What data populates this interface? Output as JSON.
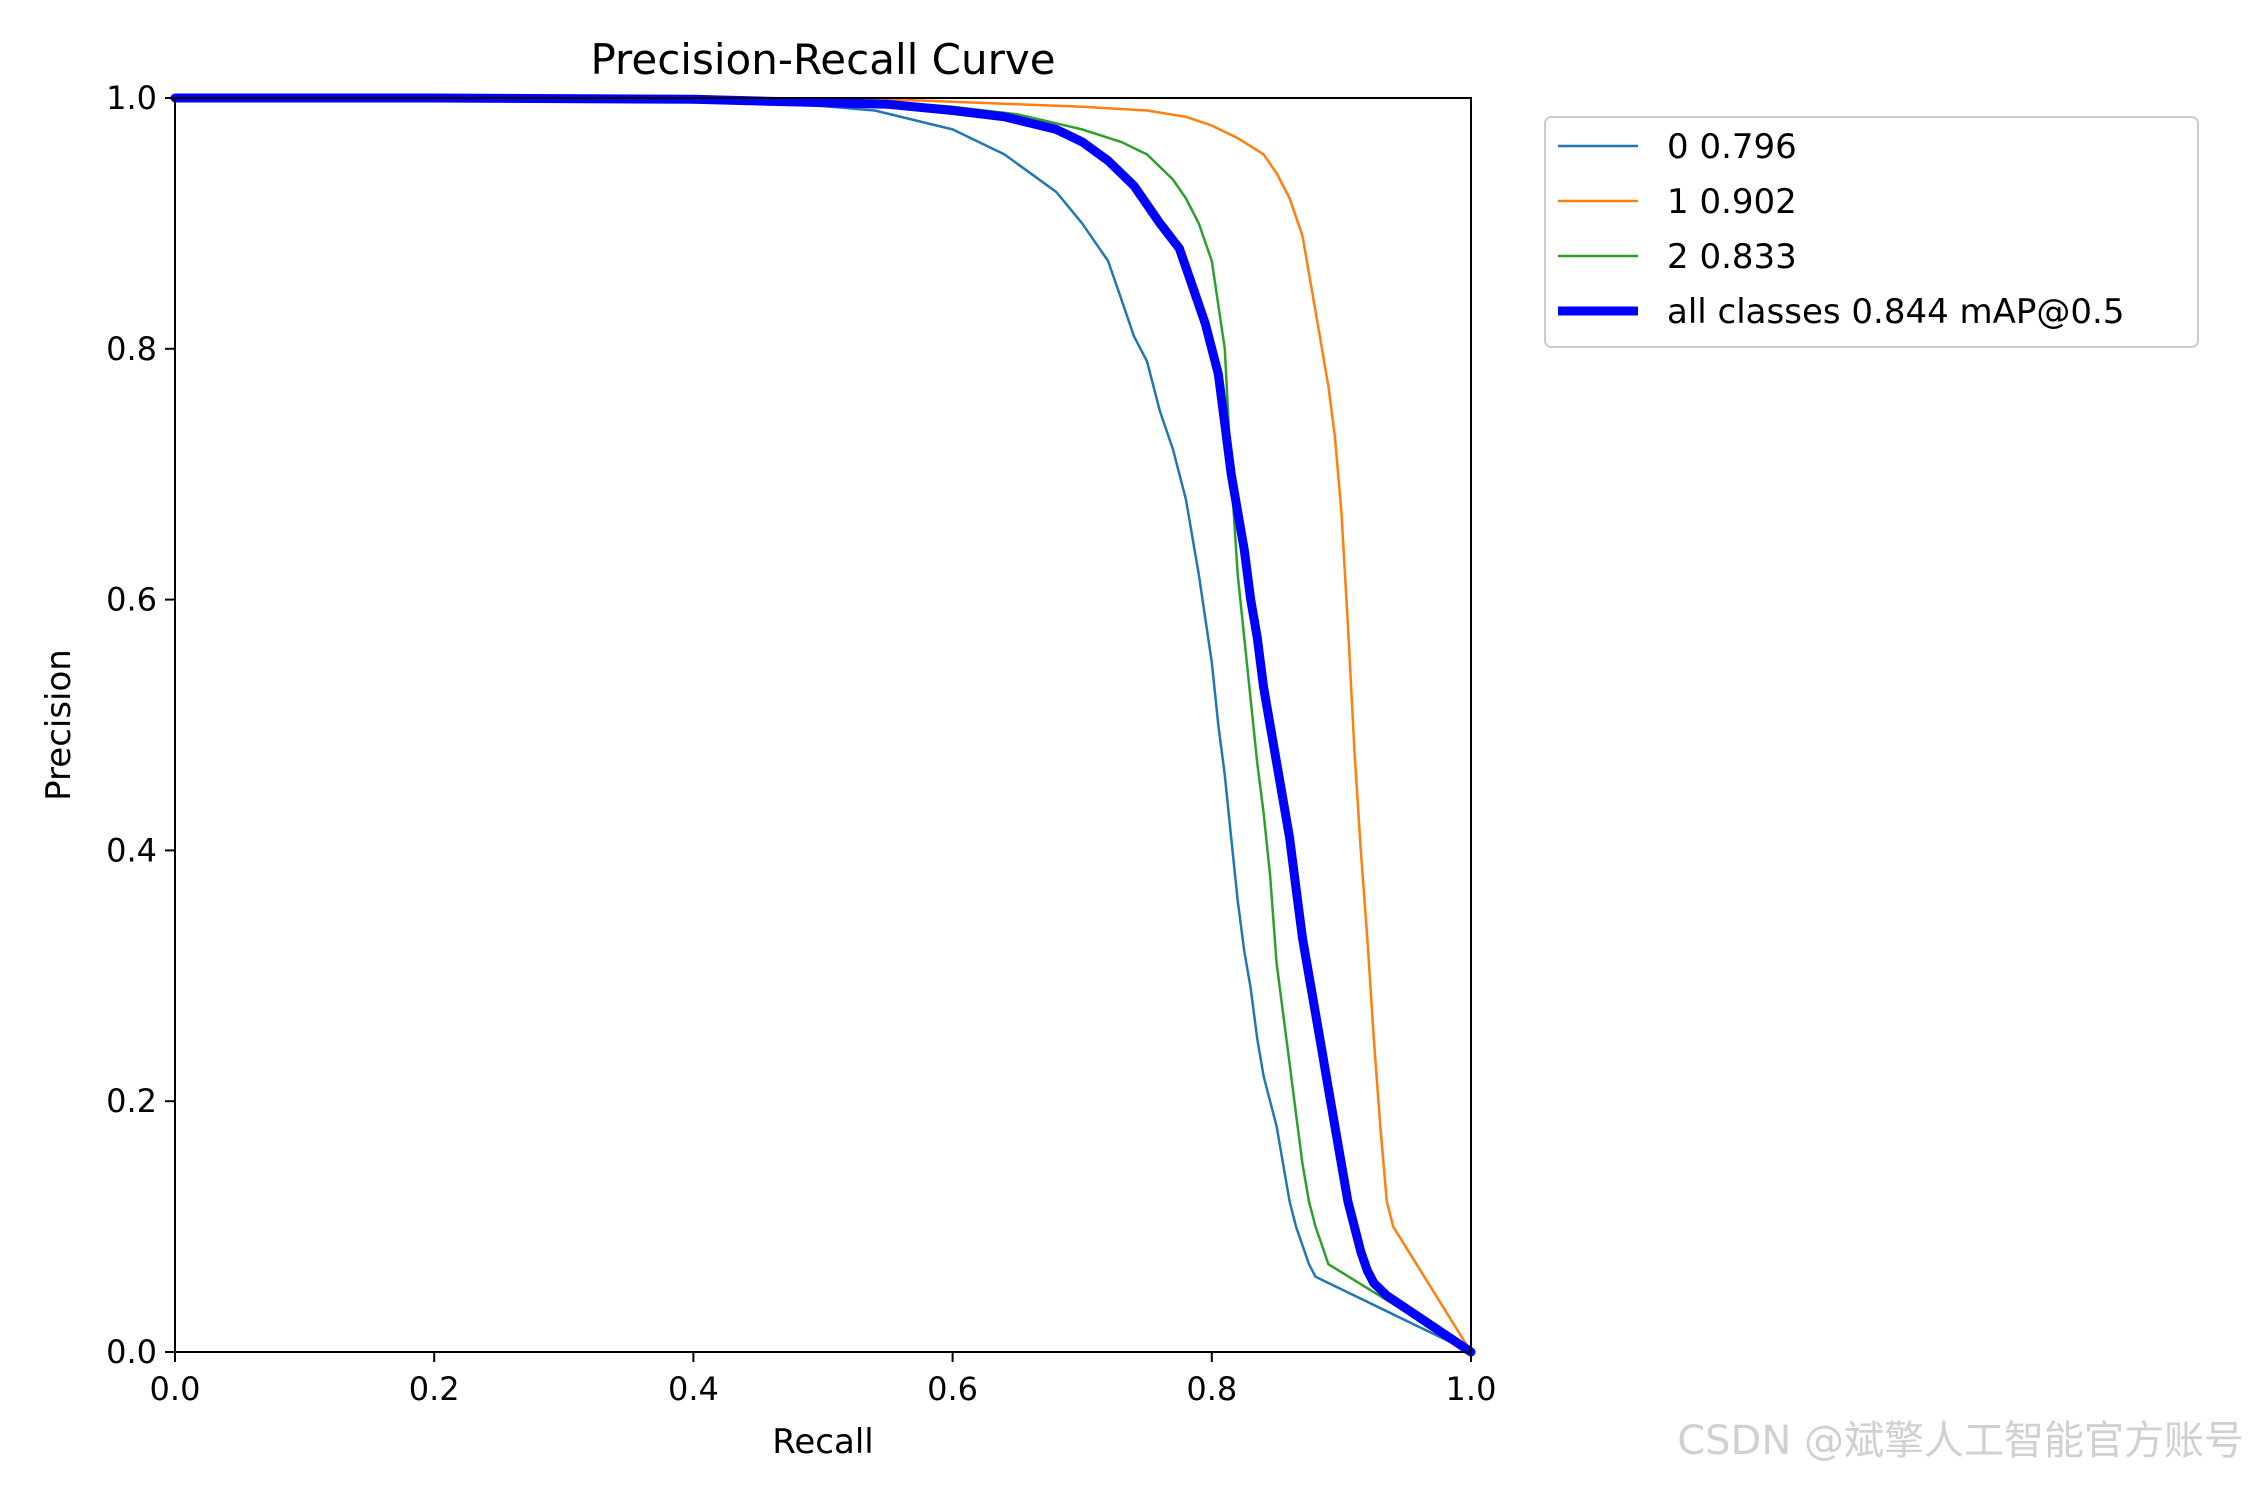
{
  "chart_data": {
    "type": "line",
    "title": "Precision-Recall Curve",
    "xlabel": "Recall",
    "ylabel": "Precision",
    "xlim": [
      0,
      1
    ],
    "ylim": [
      0,
      1
    ],
    "xticks": [
      "0.0",
      "0.2",
      "0.4",
      "0.6",
      "0.8",
      "1.0"
    ],
    "yticks": [
      "0.0",
      "0.2",
      "0.4",
      "0.6",
      "0.8",
      "1.0"
    ],
    "grid": false,
    "legend_position": "outside-top-right",
    "series": [
      {
        "name": "0 0.796",
        "color": "#1f77b4",
        "weight": "thin",
        "x": [
          0.0,
          0.1,
          0.3,
          0.45,
          0.54,
          0.58,
          0.6,
          0.62,
          0.64,
          0.66,
          0.68,
          0.7,
          0.72,
          0.73,
          0.74,
          0.75,
          0.76,
          0.77,
          0.78,
          0.79,
          0.8,
          0.805,
          0.81,
          0.815,
          0.82,
          0.825,
          0.83,
          0.835,
          0.84,
          0.845,
          0.85,
          0.855,
          0.86,
          0.865,
          0.87,
          0.875,
          0.88,
          1.0
        ],
        "y": [
          1.0,
          1.0,
          0.999,
          0.998,
          0.99,
          0.98,
          0.975,
          0.965,
          0.955,
          0.94,
          0.925,
          0.9,
          0.87,
          0.84,
          0.81,
          0.79,
          0.75,
          0.72,
          0.68,
          0.62,
          0.55,
          0.5,
          0.46,
          0.41,
          0.36,
          0.32,
          0.29,
          0.25,
          0.22,
          0.2,
          0.18,
          0.15,
          0.12,
          0.1,
          0.085,
          0.07,
          0.06,
          0.0
        ]
      },
      {
        "name": "1 0.902",
        "color": "#ff7f0e",
        "weight": "thin",
        "x": [
          0.0,
          0.2,
          0.4,
          0.55,
          0.6,
          0.65,
          0.7,
          0.75,
          0.78,
          0.8,
          0.82,
          0.84,
          0.85,
          0.86,
          0.87,
          0.875,
          0.88,
          0.885,
          0.89,
          0.895,
          0.9,
          0.905,
          0.91,
          0.915,
          0.92,
          0.925,
          0.93,
          0.935,
          0.94,
          1.0
        ],
        "y": [
          1.0,
          1.0,
          1.0,
          0.999,
          0.997,
          0.995,
          0.993,
          0.99,
          0.985,
          0.978,
          0.968,
          0.955,
          0.94,
          0.92,
          0.89,
          0.86,
          0.83,
          0.8,
          0.77,
          0.73,
          0.67,
          0.58,
          0.48,
          0.4,
          0.33,
          0.25,
          0.18,
          0.12,
          0.1,
          0.0
        ]
      },
      {
        "name": "2 0.833",
        "color": "#2ca02c",
        "weight": "thin",
        "x": [
          0.0,
          0.2,
          0.4,
          0.55,
          0.6,
          0.65,
          0.7,
          0.73,
          0.75,
          0.77,
          0.78,
          0.79,
          0.8,
          0.81,
          0.815,
          0.82,
          0.825,
          0.83,
          0.835,
          0.84,
          0.845,
          0.85,
          0.855,
          0.86,
          0.865,
          0.87,
          0.875,
          0.88,
          0.885,
          0.89,
          1.0
        ],
        "y": [
          1.0,
          1.0,
          0.999,
          0.997,
          0.993,
          0.987,
          0.975,
          0.965,
          0.955,
          0.935,
          0.92,
          0.9,
          0.87,
          0.8,
          0.7,
          0.62,
          0.57,
          0.52,
          0.47,
          0.43,
          0.38,
          0.31,
          0.27,
          0.23,
          0.19,
          0.15,
          0.12,
          0.1,
          0.085,
          0.07,
          0.0
        ]
      },
      {
        "name": "all classes 0.844 mAP@0.5",
        "color": "#0000ff",
        "weight": "thick",
        "x": [
          0.0,
          0.2,
          0.4,
          0.55,
          0.6,
          0.64,
          0.68,
          0.7,
          0.72,
          0.74,
          0.76,
          0.775,
          0.785,
          0.795,
          0.805,
          0.81,
          0.815,
          0.82,
          0.825,
          0.83,
          0.835,
          0.84,
          0.845,
          0.85,
          0.855,
          0.86,
          0.865,
          0.87,
          0.875,
          0.88,
          0.885,
          0.89,
          0.895,
          0.9,
          0.905,
          0.91,
          0.915,
          0.92,
          0.925,
          0.93,
          0.935,
          1.0
        ],
        "y": [
          1.0,
          1.0,
          0.999,
          0.995,
          0.99,
          0.985,
          0.975,
          0.965,
          0.95,
          0.93,
          0.9,
          0.88,
          0.85,
          0.82,
          0.78,
          0.74,
          0.7,
          0.67,
          0.64,
          0.6,
          0.57,
          0.53,
          0.5,
          0.47,
          0.44,
          0.41,
          0.37,
          0.33,
          0.3,
          0.27,
          0.24,
          0.21,
          0.18,
          0.15,
          0.12,
          0.1,
          0.08,
          0.065,
          0.055,
          0.05,
          0.045,
          0.0
        ]
      }
    ]
  },
  "watermark": "CSDN @斌擎人工智能官方账号"
}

+ + + + + + +

**Aim of the exercise**
Sift through the entries and copy every line with "Recall".

**Response for this exercise**
    "title": "Precision-Recall Curve",
    "xlabel": "Recall",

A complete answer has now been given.